### RECORDS SHOWN
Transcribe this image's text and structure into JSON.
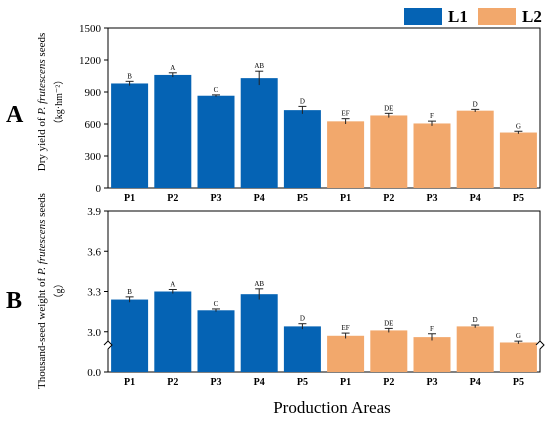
{
  "legend": {
    "items": [
      {
        "label": "L1",
        "color": "#0563b4"
      },
      {
        "label": "L2",
        "color": "#f2a86c"
      }
    ]
  },
  "xlabel": "Production Areas",
  "chart_data": [
    {
      "panel_letter": "A",
      "type": "bar",
      "categories": [
        "P1",
        "P2",
        "P3",
        "P4",
        "P5",
        "P1",
        "P2",
        "P3",
        "P4",
        "P5"
      ],
      "groups": [
        "L1",
        "L1",
        "L1",
        "L1",
        "L1",
        "L2",
        "L2",
        "L2",
        "L2",
        "L2"
      ],
      "values": [
        980,
        1060,
        865,
        1030,
        730,
        625,
        680,
        605,
        725,
        520
      ],
      "errors": [
        20,
        20,
        8,
        65,
        35,
        25,
        20,
        22,
        12,
        12
      ],
      "sig_letters": [
        "B",
        "A",
        "C",
        "AB",
        "D",
        "EF",
        "DE",
        "F",
        "D",
        "G"
      ],
      "ylabel_pre": "Dry yield of ",
      "ylabel_species": "P. frutescens",
      "ylabel_post": " seeds",
      "yunit": "（kg·hm⁻²）",
      "ylim": [
        0,
        1500
      ],
      "yticks": [
        "0",
        "300",
        "600",
        "900",
        "1200",
        "1500"
      ],
      "grid": false
    },
    {
      "panel_letter": "B",
      "type": "bar",
      "categories": [
        "P1",
        "P2",
        "P3",
        "P4",
        "P5",
        "P1",
        "P2",
        "P3",
        "P4",
        "P5"
      ],
      "groups": [
        "L1",
        "L1",
        "L1",
        "L1",
        "L1",
        "L2",
        "L2",
        "L2",
        "L2",
        "L2"
      ],
      "values": [
        3.24,
        3.3,
        3.16,
        3.28,
        3.04,
        2.97,
        3.01,
        2.96,
        3.04,
        2.92
      ],
      "errors": [
        0.02,
        0.015,
        0.01,
        0.04,
        0.02,
        0.02,
        0.015,
        0.025,
        0.01,
        0.01
      ],
      "sig_letters": [
        "B",
        "A",
        "C",
        "AB",
        "D",
        "EF",
        "DE",
        "F",
        "D",
        "G"
      ],
      "ylabel_pre": "Thousand-seed weight of ",
      "ylabel_species": "P. frutescens",
      "ylabel_post": " seeds",
      "yunit": "（g）",
      "ylim": [
        2.7,
        3.9
      ],
      "axis_break": true,
      "yticks": [
        "0.0",
        "3.0",
        "3.3",
        "3.6",
        "3.9"
      ],
      "grid": false
    }
  ]
}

### TASK OBJECTIVE
Word for word, quote the lines above. Omit the pictures.

### EXERCISE RESPONSE
Transcribe this image's text and structure into JSON.
{
  "legend": {
    "items": [
      {
        "label": "L1",
        "color": "#0563b4"
      },
      {
        "label": "L2",
        "color": "#f2a86c"
      }
    ]
  },
  "xlabel": "Production Areas",
  "chart_data": [
    {
      "panel_letter": "A",
      "type": "bar",
      "categories": [
        "P1",
        "P2",
        "P3",
        "P4",
        "P5",
        "P1",
        "P2",
        "P3",
        "P4",
        "P5"
      ],
      "groups": [
        "L1",
        "L1",
        "L1",
        "L1",
        "L1",
        "L2",
        "L2",
        "L2",
        "L2",
        "L2"
      ],
      "values": [
        980,
        1060,
        865,
        1030,
        730,
        625,
        680,
        605,
        725,
        520
      ],
      "errors": [
        20,
        20,
        8,
        65,
        35,
        25,
        20,
        22,
        12,
        12
      ],
      "sig_letters": [
        "B",
        "A",
        "C",
        "AB",
        "D",
        "EF",
        "DE",
        "F",
        "D",
        "G"
      ],
      "ylabel_pre": "Dry yield of ",
      "ylabel_species": "P. frutescens",
      "ylabel_post": " seeds",
      "yunit": "（kg·hm⁻²）",
      "ylim": [
        0,
        1500
      ],
      "yticks": [
        "0",
        "300",
        "600",
        "900",
        "1200",
        "1500"
      ],
      "grid": false
    },
    {
      "panel_letter": "B",
      "type": "bar",
      "categories": [
        "P1",
        "P2",
        "P3",
        "P4",
        "P5",
        "P1",
        "P2",
        "P3",
        "P4",
        "P5"
      ],
      "groups": [
        "L1",
        "L1",
        "L1",
        "L1",
        "L1",
        "L2",
        "L2",
        "L2",
        "L2",
        "L2"
      ],
      "values": [
        3.24,
        3.3,
        3.16,
        3.28,
        3.04,
        2.97,
        3.01,
        2.96,
        3.04,
        2.92
      ],
      "errors": [
        0.02,
        0.015,
        0.01,
        0.04,
        0.02,
        0.02,
        0.015,
        0.025,
        0.01,
        0.01
      ],
      "sig_letters": [
        "B",
        "A",
        "C",
        "AB",
        "D",
        "EF",
        "DE",
        "F",
        "D",
        "G"
      ],
      "ylabel_pre": "Thousand-seed weight of ",
      "ylabel_species": "P. frutescens",
      "ylabel_post": " seeds",
      "yunit": "（g）",
      "ylim": [
        2.7,
        3.9
      ],
      "axis_break": true,
      "yticks": [
        "0.0",
        "3.0",
        "3.3",
        "3.6",
        "3.9"
      ],
      "grid": false
    }
  ]
}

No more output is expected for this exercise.